Stored data
·····
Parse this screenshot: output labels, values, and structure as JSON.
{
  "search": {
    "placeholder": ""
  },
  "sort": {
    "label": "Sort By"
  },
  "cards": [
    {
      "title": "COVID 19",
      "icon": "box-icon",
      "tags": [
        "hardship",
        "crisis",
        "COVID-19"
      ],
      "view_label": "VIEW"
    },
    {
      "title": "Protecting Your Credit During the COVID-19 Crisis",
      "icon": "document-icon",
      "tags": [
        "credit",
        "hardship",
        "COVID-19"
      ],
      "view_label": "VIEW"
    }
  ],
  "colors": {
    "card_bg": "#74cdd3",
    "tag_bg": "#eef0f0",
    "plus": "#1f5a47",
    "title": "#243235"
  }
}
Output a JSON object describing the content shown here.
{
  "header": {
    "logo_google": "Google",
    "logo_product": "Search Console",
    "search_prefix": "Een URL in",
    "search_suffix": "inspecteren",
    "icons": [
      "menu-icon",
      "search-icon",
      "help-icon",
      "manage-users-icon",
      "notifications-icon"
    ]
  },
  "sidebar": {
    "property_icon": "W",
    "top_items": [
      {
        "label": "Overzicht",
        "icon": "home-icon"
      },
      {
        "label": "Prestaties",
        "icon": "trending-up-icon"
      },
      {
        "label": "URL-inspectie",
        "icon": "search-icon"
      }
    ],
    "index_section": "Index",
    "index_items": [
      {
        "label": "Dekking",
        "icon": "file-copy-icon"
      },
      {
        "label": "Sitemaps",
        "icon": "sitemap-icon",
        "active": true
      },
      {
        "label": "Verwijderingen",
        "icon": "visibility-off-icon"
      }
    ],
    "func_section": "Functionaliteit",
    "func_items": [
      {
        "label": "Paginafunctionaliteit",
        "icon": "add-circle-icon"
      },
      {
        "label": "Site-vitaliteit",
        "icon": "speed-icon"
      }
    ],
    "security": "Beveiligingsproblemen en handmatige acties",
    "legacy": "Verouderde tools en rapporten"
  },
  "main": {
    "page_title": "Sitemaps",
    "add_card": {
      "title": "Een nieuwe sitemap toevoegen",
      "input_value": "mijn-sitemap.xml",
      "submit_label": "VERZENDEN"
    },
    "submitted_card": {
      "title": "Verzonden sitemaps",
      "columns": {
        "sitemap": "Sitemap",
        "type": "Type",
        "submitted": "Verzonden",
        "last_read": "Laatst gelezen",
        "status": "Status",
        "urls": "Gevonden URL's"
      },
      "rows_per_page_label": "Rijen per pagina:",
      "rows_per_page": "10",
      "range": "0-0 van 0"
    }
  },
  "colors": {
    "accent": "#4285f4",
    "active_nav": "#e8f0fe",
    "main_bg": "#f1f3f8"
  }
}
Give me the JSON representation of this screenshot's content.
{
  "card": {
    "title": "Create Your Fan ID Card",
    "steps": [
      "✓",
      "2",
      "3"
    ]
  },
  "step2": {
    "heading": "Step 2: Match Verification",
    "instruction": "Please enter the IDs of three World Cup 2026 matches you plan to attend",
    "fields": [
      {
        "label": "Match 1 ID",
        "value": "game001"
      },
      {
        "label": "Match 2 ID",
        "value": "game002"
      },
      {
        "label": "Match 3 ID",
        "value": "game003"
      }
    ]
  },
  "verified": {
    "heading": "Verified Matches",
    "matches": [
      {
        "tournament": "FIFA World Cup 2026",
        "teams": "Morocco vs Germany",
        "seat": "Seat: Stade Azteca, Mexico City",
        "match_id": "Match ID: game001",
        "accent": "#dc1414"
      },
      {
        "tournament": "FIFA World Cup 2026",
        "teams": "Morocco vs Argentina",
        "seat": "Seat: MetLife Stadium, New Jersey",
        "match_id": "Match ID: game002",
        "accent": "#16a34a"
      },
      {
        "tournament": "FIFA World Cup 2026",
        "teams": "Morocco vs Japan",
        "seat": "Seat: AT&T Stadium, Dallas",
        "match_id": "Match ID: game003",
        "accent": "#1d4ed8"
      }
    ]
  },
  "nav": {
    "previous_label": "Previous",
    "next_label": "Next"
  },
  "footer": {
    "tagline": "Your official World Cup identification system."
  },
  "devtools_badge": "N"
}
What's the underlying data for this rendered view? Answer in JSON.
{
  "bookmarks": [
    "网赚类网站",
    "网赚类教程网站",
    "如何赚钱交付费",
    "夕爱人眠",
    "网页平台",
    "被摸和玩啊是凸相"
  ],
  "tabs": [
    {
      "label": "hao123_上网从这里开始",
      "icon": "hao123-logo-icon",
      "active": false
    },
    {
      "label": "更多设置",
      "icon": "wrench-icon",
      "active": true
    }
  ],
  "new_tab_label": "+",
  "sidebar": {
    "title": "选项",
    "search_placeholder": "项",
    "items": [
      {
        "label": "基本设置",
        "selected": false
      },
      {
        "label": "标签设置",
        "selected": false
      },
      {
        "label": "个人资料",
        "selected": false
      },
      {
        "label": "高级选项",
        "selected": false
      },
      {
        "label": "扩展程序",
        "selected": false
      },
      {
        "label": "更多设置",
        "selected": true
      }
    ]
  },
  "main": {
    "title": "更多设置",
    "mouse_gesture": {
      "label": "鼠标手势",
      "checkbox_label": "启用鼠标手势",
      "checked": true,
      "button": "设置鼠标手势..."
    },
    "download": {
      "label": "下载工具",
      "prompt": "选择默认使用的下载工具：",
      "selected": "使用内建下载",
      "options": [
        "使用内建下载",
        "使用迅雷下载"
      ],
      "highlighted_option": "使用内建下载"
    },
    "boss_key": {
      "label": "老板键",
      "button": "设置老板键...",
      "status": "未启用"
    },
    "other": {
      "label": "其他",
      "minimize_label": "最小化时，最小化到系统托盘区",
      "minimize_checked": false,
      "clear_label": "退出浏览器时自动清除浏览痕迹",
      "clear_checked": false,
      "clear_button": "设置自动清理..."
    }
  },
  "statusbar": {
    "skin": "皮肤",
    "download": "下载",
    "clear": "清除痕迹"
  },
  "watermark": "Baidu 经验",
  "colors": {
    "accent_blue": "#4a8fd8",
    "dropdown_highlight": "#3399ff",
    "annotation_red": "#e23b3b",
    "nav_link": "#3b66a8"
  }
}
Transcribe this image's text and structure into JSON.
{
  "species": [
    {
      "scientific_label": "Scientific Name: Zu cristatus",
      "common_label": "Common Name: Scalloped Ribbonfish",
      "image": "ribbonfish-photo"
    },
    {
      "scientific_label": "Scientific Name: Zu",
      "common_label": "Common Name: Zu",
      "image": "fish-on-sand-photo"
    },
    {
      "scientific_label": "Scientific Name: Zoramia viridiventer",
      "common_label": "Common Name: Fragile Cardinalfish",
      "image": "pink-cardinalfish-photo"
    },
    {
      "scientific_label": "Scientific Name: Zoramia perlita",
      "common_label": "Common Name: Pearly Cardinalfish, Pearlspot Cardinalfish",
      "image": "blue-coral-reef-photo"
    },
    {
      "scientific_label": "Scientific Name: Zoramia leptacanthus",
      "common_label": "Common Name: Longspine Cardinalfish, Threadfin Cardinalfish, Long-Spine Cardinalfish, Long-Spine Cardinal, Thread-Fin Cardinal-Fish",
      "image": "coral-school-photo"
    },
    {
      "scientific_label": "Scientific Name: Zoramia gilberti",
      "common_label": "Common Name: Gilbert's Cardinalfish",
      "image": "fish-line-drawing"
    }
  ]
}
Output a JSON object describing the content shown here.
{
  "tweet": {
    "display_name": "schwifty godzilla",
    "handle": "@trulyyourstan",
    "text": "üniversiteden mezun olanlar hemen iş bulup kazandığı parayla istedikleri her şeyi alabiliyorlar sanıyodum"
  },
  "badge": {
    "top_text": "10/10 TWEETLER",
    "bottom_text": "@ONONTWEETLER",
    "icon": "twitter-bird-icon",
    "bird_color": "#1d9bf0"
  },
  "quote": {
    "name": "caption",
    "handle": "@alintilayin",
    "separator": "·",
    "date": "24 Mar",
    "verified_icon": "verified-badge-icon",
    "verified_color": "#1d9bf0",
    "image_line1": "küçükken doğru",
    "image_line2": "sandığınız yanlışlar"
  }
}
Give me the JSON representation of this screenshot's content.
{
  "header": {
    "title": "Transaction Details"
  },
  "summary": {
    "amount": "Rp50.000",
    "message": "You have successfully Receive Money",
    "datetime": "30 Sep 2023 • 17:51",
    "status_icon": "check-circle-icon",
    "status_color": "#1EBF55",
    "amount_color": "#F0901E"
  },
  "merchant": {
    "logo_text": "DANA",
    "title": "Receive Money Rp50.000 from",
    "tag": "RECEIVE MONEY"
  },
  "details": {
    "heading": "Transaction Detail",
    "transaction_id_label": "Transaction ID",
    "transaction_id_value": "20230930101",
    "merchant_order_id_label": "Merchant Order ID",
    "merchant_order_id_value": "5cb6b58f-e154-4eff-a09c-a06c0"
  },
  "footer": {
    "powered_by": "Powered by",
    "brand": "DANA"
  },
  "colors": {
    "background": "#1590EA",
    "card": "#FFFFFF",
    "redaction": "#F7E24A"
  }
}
·····
SHORT TASK
Find each line holding the word "photo" and copy it.

WRITTEN SOLUTION
      "image": "ribbonfish-photo"
      "image": "fish-on-sand-photo"
      "image": "pink-cardinalfish-photo"
      "image": "blue-coral-reef-photo"
      "image": "coral-school-photo"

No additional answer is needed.